Challenge -> Give the number of lines that contain the string "التوجيهية", please, and nothing else.

(Raw records)
↓↓↓

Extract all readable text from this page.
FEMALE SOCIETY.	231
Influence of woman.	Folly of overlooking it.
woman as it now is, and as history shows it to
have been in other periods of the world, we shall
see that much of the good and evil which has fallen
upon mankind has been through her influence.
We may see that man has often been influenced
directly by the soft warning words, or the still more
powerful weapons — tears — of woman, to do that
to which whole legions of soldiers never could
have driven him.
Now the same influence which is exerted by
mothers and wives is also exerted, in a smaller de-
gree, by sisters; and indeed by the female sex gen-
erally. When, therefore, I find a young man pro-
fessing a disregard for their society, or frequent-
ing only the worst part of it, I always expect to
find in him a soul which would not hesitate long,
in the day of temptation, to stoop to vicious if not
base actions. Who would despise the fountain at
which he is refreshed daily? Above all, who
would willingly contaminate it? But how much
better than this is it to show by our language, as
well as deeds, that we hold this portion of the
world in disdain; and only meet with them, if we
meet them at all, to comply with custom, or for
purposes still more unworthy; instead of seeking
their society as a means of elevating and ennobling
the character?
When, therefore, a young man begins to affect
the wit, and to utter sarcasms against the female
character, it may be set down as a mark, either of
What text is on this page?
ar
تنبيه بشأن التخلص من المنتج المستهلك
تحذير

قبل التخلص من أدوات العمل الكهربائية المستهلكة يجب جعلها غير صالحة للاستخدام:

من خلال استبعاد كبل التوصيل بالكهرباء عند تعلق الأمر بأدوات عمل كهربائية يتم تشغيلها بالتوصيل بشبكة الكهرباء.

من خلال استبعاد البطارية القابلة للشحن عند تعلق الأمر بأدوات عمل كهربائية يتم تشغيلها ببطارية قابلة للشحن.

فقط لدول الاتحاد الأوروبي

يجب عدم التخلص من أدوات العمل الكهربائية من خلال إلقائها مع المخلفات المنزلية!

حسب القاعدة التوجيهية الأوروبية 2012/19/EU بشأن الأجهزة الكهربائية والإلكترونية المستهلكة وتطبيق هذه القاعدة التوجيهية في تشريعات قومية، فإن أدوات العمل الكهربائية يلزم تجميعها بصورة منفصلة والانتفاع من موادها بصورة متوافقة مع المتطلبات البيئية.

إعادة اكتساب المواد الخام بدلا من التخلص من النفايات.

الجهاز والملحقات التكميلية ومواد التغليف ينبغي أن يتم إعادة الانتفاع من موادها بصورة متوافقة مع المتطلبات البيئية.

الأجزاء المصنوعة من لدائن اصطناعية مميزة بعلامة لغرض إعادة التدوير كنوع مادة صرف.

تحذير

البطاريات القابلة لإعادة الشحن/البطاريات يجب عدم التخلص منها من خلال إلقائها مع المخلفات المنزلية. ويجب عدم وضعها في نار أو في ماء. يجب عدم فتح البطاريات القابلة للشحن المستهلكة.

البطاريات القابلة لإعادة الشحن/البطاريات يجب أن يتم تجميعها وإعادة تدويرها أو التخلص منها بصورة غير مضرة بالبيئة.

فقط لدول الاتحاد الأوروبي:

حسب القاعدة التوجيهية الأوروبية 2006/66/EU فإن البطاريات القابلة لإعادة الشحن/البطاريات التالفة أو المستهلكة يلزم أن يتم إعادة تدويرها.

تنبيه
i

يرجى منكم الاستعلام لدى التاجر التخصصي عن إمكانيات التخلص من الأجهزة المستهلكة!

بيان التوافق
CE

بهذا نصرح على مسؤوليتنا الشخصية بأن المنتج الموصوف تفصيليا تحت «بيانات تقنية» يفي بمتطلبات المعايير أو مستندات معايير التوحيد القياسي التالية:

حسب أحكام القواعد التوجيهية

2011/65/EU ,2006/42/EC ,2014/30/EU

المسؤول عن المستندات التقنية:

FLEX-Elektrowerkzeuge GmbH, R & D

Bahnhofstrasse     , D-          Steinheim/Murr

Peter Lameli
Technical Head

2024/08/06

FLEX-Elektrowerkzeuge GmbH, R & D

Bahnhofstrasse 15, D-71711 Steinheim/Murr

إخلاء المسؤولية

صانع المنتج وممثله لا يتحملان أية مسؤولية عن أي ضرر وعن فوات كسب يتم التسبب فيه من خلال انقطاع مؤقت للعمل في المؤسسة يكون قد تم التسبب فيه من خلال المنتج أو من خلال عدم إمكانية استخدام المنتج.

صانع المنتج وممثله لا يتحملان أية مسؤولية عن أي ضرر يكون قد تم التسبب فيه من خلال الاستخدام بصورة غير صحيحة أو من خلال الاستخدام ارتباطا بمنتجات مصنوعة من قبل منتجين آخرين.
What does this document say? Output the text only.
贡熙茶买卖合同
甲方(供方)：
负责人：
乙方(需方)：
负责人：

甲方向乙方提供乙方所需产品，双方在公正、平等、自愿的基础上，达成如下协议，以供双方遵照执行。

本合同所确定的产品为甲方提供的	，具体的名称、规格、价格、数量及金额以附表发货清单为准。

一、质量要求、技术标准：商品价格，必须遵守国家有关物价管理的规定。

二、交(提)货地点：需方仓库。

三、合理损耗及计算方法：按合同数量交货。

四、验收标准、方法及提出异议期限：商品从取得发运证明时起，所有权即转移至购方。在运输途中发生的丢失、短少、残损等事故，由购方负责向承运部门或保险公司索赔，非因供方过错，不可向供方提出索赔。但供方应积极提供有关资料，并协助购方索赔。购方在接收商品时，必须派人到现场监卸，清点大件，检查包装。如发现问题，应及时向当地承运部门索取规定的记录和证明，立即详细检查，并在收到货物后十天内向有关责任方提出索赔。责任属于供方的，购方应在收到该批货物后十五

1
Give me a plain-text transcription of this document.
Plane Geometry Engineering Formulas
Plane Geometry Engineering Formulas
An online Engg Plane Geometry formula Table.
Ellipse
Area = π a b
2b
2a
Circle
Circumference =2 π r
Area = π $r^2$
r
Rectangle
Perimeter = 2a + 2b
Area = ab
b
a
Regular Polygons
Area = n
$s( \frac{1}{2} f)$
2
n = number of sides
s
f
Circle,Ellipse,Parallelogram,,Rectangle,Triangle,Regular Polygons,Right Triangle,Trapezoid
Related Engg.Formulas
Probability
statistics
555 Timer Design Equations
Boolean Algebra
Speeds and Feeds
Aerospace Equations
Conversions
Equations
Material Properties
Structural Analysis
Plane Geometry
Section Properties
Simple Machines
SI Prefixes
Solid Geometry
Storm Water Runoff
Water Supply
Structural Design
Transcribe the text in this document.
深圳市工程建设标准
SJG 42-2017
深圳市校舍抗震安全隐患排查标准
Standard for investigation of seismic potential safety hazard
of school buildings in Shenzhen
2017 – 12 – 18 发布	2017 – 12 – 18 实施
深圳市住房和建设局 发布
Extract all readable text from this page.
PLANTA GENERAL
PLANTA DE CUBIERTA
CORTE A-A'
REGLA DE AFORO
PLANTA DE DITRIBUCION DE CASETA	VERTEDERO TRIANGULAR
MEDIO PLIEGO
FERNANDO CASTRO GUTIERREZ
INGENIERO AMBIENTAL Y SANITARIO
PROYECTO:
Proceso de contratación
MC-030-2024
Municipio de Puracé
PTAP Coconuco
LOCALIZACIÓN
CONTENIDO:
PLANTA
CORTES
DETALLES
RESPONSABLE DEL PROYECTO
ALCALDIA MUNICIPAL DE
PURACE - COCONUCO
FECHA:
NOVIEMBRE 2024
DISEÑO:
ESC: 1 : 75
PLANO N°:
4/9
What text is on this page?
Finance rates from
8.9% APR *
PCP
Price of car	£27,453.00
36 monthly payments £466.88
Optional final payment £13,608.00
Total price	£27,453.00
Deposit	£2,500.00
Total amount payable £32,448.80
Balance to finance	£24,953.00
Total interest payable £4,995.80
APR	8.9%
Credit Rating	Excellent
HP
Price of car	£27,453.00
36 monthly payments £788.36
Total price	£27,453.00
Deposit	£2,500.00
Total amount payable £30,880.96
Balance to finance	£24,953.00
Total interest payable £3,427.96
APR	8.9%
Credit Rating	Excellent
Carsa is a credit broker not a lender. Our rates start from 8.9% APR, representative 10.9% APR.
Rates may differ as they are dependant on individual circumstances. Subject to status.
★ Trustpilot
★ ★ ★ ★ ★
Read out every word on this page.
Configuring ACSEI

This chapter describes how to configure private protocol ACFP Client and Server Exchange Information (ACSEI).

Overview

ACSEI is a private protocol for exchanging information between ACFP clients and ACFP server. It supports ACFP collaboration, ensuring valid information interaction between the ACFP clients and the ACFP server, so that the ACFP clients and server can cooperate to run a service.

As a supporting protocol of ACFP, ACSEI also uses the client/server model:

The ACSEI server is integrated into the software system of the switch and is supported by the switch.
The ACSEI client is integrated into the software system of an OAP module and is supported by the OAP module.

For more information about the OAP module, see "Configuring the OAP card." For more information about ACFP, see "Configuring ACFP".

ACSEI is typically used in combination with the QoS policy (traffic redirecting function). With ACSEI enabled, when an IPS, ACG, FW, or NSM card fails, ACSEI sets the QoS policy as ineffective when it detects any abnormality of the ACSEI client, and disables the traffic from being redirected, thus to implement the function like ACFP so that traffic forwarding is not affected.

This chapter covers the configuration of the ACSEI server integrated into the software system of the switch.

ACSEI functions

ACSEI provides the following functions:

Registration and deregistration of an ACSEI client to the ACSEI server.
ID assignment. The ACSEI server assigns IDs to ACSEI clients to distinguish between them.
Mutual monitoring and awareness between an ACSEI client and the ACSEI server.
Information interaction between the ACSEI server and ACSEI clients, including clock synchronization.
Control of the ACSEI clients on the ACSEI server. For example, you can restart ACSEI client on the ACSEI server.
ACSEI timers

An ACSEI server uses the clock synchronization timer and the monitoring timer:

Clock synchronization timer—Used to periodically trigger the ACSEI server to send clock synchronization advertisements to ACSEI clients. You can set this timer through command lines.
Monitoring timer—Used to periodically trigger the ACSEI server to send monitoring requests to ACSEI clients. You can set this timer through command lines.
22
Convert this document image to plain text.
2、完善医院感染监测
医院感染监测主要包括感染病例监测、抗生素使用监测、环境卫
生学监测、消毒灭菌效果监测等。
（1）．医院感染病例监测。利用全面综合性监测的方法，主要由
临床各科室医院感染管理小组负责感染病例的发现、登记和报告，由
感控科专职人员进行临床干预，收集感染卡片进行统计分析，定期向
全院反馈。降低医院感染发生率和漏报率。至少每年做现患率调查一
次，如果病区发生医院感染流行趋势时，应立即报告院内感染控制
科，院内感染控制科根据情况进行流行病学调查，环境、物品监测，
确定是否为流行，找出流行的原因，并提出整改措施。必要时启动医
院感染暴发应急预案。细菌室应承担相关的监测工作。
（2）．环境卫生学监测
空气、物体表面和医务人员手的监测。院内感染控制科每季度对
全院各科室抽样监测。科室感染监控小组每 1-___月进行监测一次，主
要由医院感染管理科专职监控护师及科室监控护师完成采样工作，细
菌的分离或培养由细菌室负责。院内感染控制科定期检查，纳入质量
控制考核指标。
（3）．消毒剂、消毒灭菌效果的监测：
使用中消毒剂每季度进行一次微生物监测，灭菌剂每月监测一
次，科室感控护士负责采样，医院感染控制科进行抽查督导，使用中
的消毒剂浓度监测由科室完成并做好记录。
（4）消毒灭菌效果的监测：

↑↑↑

Problem solution -> 3